- [BRIEF]
Reproduce the complete listing without any deviation.

- [DATA ROWS]
———

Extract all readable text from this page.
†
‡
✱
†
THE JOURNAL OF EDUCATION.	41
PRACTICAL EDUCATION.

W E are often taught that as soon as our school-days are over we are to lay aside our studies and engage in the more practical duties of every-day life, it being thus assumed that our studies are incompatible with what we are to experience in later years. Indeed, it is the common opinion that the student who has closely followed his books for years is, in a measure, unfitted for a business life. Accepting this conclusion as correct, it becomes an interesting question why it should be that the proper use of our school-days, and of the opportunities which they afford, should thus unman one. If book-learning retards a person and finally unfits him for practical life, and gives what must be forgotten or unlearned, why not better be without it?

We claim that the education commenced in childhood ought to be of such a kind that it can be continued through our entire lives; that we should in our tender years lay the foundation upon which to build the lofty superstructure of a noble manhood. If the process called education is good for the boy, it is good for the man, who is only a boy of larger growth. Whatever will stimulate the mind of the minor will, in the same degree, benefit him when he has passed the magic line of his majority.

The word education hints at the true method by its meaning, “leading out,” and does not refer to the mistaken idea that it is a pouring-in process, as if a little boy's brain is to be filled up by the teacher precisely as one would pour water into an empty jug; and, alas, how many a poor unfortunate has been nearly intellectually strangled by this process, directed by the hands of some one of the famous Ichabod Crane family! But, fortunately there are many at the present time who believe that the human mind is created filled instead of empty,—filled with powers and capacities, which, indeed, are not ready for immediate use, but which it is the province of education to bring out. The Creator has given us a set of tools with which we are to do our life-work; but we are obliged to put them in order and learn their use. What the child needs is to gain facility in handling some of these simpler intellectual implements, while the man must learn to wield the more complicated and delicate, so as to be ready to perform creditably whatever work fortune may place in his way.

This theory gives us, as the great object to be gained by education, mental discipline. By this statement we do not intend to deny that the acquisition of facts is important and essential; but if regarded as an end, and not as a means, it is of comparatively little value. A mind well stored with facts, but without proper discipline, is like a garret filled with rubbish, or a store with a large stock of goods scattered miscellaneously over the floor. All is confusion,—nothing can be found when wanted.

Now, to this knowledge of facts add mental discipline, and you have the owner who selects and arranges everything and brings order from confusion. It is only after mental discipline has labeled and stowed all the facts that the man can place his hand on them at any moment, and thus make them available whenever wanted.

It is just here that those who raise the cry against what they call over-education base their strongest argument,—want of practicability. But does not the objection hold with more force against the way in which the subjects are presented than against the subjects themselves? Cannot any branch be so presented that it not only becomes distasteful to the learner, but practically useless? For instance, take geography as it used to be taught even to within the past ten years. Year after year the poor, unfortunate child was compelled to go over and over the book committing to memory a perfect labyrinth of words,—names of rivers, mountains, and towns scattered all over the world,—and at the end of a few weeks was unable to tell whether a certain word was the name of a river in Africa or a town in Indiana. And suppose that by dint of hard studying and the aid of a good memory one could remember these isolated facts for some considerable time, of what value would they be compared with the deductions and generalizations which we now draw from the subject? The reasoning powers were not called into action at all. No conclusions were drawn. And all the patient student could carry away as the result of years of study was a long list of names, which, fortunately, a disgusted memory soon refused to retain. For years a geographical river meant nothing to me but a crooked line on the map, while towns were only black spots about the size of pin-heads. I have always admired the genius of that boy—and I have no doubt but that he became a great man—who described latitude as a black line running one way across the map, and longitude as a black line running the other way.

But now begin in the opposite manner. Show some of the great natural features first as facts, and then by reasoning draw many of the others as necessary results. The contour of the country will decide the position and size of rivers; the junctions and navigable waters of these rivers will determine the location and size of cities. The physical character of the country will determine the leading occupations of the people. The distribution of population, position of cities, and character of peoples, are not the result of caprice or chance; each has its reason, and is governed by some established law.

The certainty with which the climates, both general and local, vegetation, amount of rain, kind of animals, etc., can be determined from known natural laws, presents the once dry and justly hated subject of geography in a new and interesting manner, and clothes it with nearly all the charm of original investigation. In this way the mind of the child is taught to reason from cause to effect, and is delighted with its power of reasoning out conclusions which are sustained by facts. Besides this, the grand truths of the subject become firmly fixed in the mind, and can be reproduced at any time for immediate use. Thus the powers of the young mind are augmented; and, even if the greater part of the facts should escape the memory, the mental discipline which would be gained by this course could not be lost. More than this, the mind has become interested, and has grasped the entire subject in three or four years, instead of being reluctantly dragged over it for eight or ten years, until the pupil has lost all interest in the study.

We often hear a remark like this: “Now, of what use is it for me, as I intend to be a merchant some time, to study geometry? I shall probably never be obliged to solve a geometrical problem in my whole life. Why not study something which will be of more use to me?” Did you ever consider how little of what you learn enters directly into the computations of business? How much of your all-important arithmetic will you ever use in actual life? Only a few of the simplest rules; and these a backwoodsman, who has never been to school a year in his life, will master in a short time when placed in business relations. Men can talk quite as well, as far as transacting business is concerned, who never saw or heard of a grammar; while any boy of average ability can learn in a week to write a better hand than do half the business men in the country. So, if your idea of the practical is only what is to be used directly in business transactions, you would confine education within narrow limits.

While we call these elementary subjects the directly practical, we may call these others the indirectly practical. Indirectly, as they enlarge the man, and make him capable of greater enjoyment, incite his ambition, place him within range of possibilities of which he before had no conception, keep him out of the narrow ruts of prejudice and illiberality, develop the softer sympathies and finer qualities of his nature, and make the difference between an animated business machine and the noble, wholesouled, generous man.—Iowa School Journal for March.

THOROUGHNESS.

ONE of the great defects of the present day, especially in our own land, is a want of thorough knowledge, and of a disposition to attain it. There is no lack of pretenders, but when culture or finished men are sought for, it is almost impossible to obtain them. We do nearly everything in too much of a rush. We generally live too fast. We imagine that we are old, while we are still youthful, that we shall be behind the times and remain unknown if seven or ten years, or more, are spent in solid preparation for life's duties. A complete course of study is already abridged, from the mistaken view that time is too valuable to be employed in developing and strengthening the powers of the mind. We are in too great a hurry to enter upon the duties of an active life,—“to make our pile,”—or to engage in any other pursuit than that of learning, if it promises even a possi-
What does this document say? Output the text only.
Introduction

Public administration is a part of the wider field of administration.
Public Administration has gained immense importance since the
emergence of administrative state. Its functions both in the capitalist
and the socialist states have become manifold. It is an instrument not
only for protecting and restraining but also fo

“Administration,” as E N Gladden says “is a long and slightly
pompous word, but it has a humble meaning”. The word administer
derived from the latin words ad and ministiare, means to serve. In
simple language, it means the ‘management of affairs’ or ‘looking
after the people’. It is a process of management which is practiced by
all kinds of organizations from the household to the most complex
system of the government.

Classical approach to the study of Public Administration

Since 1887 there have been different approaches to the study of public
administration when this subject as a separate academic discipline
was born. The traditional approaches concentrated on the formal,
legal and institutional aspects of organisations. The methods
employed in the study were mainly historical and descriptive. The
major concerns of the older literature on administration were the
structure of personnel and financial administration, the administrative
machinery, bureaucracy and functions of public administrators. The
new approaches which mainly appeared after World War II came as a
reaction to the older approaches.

———

- [RESPONSE FOR THIS EXERCISE]
Extract all readable text from this page.
†
‡
✱
†
THE JOURNAL OF EDUCATION.	41
PRACTICAL EDUCATION.

W E are often taught that as soon as our school-days are over we are to lay aside our studies and engage in the more practical duties of every-day life, it being thus assumed that our studies are incompatible with what we are to experience in later years. Indeed, it is the common opinion that the student who has closely followed his books for years is, in a measure, unfitted for a business life. Accepting this conclusion as correct, it becomes an interesting question why it should be that the proper use of our school-days, and of the opportunities which they afford, should thus unman one. If book-learning retards a person and finally unfits him for practical life, and gives what must be forgotten or unlearned, why not better be without it?

We claim that the education commenced in childhood ought to be of such a kind that it can be continued through our entire lives; that we should in our tender years lay the foundation upon which to build the lofty superstructure of a noble manhood. If the process called education is good for the boy, it is good for the man, who is only a boy of larger growth. Whatever will stimulate the mind of the minor will, in the same degree, benefit him when he has passed the magic line of his majority.

The word education hints at the true method by its meaning, “leading out,” and does not refer to the mistaken idea that it is a pouring-in process, as if a little boy's brain is to be filled up by the teacher precisely as one would pour water into an empty jug; and, alas, how many a poor unfortunate has been nearly intellectually strangled by this process, directed by the hands of some one of the famous Ichabod Crane family! But, fortunately there are many at the present time who believe that the human mind is created filled instead of empty,—filled with powers and capacities, which, indeed, are not ready for immediate use, but which it is the province of education to bring out. The Creator has given us a set of tools with which we are to do our life-work; but we are obliged to put them in order and learn their use. What the child needs is to gain facility in handling some of these simpler intellectual implements, while the man must learn to wield the more complicated and delicate, so as to be ready to perform creditably whatever work fortune may place in his way.

This theory gives us, as the great object to be gained by education, mental discipline. By this statement we do not intend to deny that the acquisition of facts is important and essential; but if regarded as an end, and not as a means, it is of comparatively little value. A mind well stored with facts, but without proper discipline, is like a garret filled with rubbish, or a store with a large stock of goods scattered miscellaneously over the floor. All is confusion,—nothing can be found when wanted.

Now, to this knowledge of facts add mental discipline, and you have the owner who selects and arranges everything and brings order from confusion. It is only after mental discipline has labeled and stowed all the facts that the man can place his hand on them at any moment, and thus make them available whenever wanted.

It is just here that those who raise the cry against what they call over-education base their strongest argument,—want of practicability. But does not the objection hold with more force against the way in which the subjects are presented than against the subjects themselves? Cannot any branch be so presented that it not only becomes distasteful to the learner, but practically useless? For instance, take geography as it used to be taught even to within the past ten years. Year after year the poor, unfortunate child was compelled to go over and over the book committing to memory a perfect labyrinth of words,—names of rivers, mountains, and towns scattered all over the world,—and at the end of a few weeks was unable to tell whether a certain word was the name of a river in Africa or a town in Indiana. And suppose that by dint of hard studying and the aid of a good memory one could remember these isolated facts for some considerable time, of what value would they be compared with the deductions and generalizations which we now draw from the subject? The reasoning powers were not called into action at all. No conclusions were drawn. And all the patient student could carry away as the result of years of study was a long list of names, which, fortunately, a disgusted memory soon refused to retain. For years a geographical river meant nothing to me but a crooked line on the map, while towns were only black spots about the size of pin-heads. I have always admired the genius of that boy—and I have no doubt but that he became a great man—who described latitude as a black line running one way across the map, and longitude as a black line running the other way.

But now begin in the opposite manner. Show some of the great natural features first as facts, and then by reasoning draw many of the others as necessary results. The contour of the country will decide the position and size of rivers; the junctions and navigable waters of these rivers will determine the location and size of cities. The physical character of the country will determine the leading occupations of the people. The distribution of population, position of cities, and character of peoples, are not the result of caprice or chance; each has its reason, and is governed by some established law.

The certainty with which the climates, both general and local, vegetation, amount of rain, kind of animals, etc., can be determined from known natural laws, presents the once dry and justly hated subject of geography in a new and interesting manner, and clothes it with nearly all the charm of original investigation. In this way the mind of the child is taught to reason from cause to effect, and is delighted with its power of reasoning out conclusions which are sustained by facts. Besides this, the grand truths of the subject become firmly fixed in the mind, and can be reproduced at any time for immediate use. Thus the powers of the young mind are augmented; and, even if the greater part of the facts should escape the memory, the mental discipline which would be gained by this course could not be lost. More than this, the mind has become interested, and has grasped the entire subject in three or four years, instead of being reluctantly dragged over it for eight or ten years, until the pupil has lost all interest in the study.

We often hear a remark like this: “Now, of what use is it for me, as I intend to be a merchant some time, to study geometry? I shall probably never be obliged to solve a geometrical problem in my whole life. Why not study something which will be of more use to me?” Did you ever consider how little of what you learn enters directly into the computations of business? How much of your all-important arithmetic will you ever use in actual life? Only a few of the simplest rules; and these a backwoodsman, who has never been to school a year in his life, will master in a short time when placed in business relations. Men can talk quite as well, as far as transacting business is concerned, who never saw or heard of a grammar; while any boy of average ability can learn in a week to write a better hand than do half the business men in the country. So, if your idea of the practical is only what is to be used directly in business transactions, you would confine education within narrow limits.

While we call these elementary subjects the directly practical, we may call these others the indirectly practical. Indirectly, as they enlarge the man, and make him capable of greater enjoyment, incite his ambition, place him within range of possibilities of which he before had no conception, keep him out of the narrow ruts of prejudice and illiberality, develop the softer sympathies and finer qualities of his nature, and make the difference between an animated business machine and the noble, wholesouled, generous man.—Iowa School Journal for March.

THOROUGHNESS.

ONE of the great defects of the present day, especially in our own land, is a want of thorough knowledge, and of a disposition to attain it. There is no lack of pretenders, but when culture or finished men are sought for, it is almost impossible to obtain them. We do nearly everything in too much of a rush. We generally live too fast. We imagine that we are old, while we are still youthful, that we shall be behind the times and remain unknown if seven or ten years, or more, are spent in solid preparation for life's duties. A complete course of study is already abridged, from the mistaken view that time is too valuable to be employed in developing and strengthening the powers of the mind. We are in too great a hurry to enter upon the duties of an active life,—“to make our pile,”—or to engage in any other pursuit than that of learning, if it promises even a possi-
What does this document say? Output the text only.
Introduction

Public administration is a part of the wider field of administration.
Public Administration has gained immense importance since the
emergence of administrative state. Its functions both in the capitalist
and the socialist states have become manifold. It is an instrument not
only for protecting and restraining but also fo

“Administration,” as E N Gladden says “is a long and slightly
pompous word, but it has a humble meaning”. The word administer
derived from the latin words ad and ministiare, means to serve. In
simple language, it means the ‘management of affairs’ or ‘looking
after the people’. It is a process of management which is practiced by
all kinds of organizations from the household to the most complex
system of the government.

Classical approach to the study of Public Administration

Since 1887 there have been different approaches to the study of public
administration when this subject as a separate academic discipline
was born. The traditional approaches concentrated on the formal,
legal and institutional aspects of organisations. The methods
employed in the study were mainly historical and descriptive. The
major concerns of the older literature on administration were the
structure of personnel and financial administration, the administrative
machinery, bureaucracy and functions of public administrators. The
new approaches which mainly appeared after World War II came as a
reaction to the older approaches.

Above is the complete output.